Given records.
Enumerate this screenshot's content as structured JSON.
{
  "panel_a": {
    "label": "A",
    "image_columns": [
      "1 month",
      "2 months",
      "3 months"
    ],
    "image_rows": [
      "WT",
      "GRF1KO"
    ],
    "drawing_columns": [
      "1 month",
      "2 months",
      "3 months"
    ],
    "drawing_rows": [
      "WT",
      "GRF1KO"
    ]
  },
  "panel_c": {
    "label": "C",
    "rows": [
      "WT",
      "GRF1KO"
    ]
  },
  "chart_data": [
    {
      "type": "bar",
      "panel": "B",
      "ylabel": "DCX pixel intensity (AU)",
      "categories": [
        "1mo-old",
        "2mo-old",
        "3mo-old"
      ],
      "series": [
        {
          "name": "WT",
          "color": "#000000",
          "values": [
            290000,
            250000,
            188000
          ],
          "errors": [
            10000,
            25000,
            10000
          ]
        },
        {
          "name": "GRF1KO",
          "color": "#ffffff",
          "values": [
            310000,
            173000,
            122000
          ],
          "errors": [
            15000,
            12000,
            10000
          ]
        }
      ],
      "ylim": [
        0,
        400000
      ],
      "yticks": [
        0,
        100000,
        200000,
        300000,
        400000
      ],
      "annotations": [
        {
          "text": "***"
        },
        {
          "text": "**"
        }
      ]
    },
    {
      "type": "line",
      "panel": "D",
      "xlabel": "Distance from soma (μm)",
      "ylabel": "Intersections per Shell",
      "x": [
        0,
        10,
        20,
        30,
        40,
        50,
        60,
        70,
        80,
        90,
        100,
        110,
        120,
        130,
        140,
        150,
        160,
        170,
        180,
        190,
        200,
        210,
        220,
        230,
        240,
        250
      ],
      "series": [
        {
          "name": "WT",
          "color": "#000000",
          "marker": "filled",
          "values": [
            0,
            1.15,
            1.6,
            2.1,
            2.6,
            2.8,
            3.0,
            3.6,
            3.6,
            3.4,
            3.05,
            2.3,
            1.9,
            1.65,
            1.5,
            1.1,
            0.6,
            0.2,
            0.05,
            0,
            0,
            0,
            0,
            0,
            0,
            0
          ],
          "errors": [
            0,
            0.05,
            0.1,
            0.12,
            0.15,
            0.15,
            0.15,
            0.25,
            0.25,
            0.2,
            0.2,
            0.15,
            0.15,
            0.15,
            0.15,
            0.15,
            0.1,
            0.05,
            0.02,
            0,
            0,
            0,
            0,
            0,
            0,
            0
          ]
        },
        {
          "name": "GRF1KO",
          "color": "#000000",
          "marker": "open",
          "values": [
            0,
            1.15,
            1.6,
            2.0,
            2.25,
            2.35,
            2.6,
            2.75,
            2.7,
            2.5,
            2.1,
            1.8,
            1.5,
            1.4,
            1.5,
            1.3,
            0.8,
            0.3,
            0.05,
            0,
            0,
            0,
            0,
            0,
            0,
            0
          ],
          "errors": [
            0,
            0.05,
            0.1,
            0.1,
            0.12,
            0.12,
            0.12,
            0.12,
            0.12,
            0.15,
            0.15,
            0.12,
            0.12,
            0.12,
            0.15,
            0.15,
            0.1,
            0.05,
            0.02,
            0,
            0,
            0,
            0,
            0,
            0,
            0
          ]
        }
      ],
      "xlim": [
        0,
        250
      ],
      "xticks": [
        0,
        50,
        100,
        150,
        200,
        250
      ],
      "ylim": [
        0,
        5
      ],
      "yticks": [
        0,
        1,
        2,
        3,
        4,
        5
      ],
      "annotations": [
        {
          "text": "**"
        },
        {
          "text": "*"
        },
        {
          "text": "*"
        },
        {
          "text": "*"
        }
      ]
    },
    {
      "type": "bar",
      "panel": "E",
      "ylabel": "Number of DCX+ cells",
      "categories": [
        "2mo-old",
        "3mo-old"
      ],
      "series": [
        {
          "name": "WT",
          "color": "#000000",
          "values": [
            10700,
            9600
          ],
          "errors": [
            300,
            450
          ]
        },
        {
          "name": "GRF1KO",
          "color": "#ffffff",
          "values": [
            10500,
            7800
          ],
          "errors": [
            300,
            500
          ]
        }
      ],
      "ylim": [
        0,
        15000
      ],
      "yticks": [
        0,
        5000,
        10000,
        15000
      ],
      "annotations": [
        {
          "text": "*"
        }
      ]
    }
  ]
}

Task statement.
All entries are to be retyped with no difference from the original.

Exercise result.
Enumerate this screenshot's content as structured JSON.
{
  "panel_a": {
    "label": "A",
    "image_columns": [
      "1 month",
      "2 months",
      "3 months"
    ],
    "image_rows": [
      "WT",
      "GRF1KO"
    ],
    "drawing_columns": [
      "1 month",
      "2 months",
      "3 months"
    ],
    "drawing_rows": [
      "WT",
      "GRF1KO"
    ]
  },
  "panel_c": {
    "label": "C",
    "rows": [
      "WT",
      "GRF1KO"
    ]
  },
  "chart_data": [
    {
      "type": "bar",
      "panel": "B",
      "ylabel": "DCX pixel intensity (AU)",
      "categories": [
        "1mo-old",
        "2mo-old",
        "3mo-old"
      ],
      "series": [
        {
          "name": "WT",
          "color": "#000000",
          "values": [
            290000,
            250000,
            188000
          ],
          "errors": [
            10000,
            25000,
            10000
          ]
        },
        {
          "name": "GRF1KO",
          "color": "#ffffff",
          "values": [
            310000,
            173000,
            122000
          ],
          "errors": [
            15000,
            12000,
            10000
          ]
        }
      ],
      "ylim": [
        0,
        400000
      ],
      "yticks": [
        0,
        100000,
        200000,
        300000,
        400000
      ],
      "annotations": [
        {
          "text": "***"
        },
        {
          "text": "**"
        }
      ]
    },
    {
      "type": "line",
      "panel": "D",
      "xlabel": "Distance from soma (μm)",
      "ylabel": "Intersections per Shell",
      "x": [
        0,
        10,
        20,
        30,
        40,
        50,
        60,
        70,
        80,
        90,
        100,
        110,
        120,
        130,
        140,
        150,
        160,
        170,
        180,
        190,
        200,
        210,
        220,
        230,
        240,
        250
      ],
      "series": [
        {
          "name": "WT",
          "color": "#000000",
          "marker": "filled",
          "values": [
            0,
            1.15,
            1.6,
            2.1,
            2.6,
            2.8,
            3.0,
            3.6,
            3.6,
            3.4,
            3.05,
            2.3,
            1.9,
            1.65,
            1.5,
            1.1,
            0.6,
            0.2,
            0.05,
            0,
            0,
            0,
            0,
            0,
            0,
            0
          ],
          "errors": [
            0,
            0.05,
            0.1,
            0.12,
            0.15,
            0.15,
            0.15,
            0.25,
            0.25,
            0.2,
            0.2,
            0.15,
            0.15,
            0.15,
            0.15,
            0.15,
            0.1,
            0.05,
            0.02,
            0,
            0,
            0,
            0,
            0,
            0,
            0
          ]
        },
        {
          "name": "GRF1KO",
          "color": "#000000",
          "marker": "open",
          "values": [
            0,
            1.15,
            1.6,
            2.0,
            2.25,
            2.35,
            2.6,
            2.75,
            2.7,
            2.5,
            2.1,
            1.8,
            1.5,
            1.4,
            1.5,
            1.3,
            0.8,
            0.3,
            0.05,
            0,
            0,
            0,
            0,
            0,
            0,
            0
          ],
          "errors": [
            0,
            0.05,
            0.1,
            0.1,
            0.12,
            0.12,
            0.12,
            0.12,
            0.12,
            0.15,
            0.15,
            0.12,
            0.12,
            0.12,
            0.15,
            0.15,
            0.1,
            0.05,
            0.02,
            0,
            0,
            0,
            0,
            0,
            0,
            0
          ]
        }
      ],
      "xlim": [
        0,
        250
      ],
      "xticks": [
        0,
        50,
        100,
        150,
        200,
        250
      ],
      "ylim": [
        0,
        5
      ],
      "yticks": [
        0,
        1,
        2,
        3,
        4,
        5
      ],
      "annotations": [
        {
          "text": "**"
        },
        {
          "text": "*"
        },
        {
          "text": "*"
        },
        {
          "text": "*"
        }
      ]
    },
    {
      "type": "bar",
      "panel": "E",
      "ylabel": "Number of DCX+ cells",
      "categories": [
        "2mo-old",
        "3mo-old"
      ],
      "series": [
        {
          "name": "WT",
          "color": "#000000",
          "values": [
            10700,
            9600
          ],
          "errors": [
            300,
            450
          ]
        },
        {
          "name": "GRF1KO",
          "color": "#ffffff",
          "values": [
            10500,
            7800
          ],
          "errors": [
            300,
            500
          ]
        }
      ],
      "ylim": [
        0,
        15000
      ],
      "yticks": [
        0,
        5000,
        10000,
        15000
      ],
      "annotations": [
        {
          "text": "*"
        }
      ]
    }
  ]
}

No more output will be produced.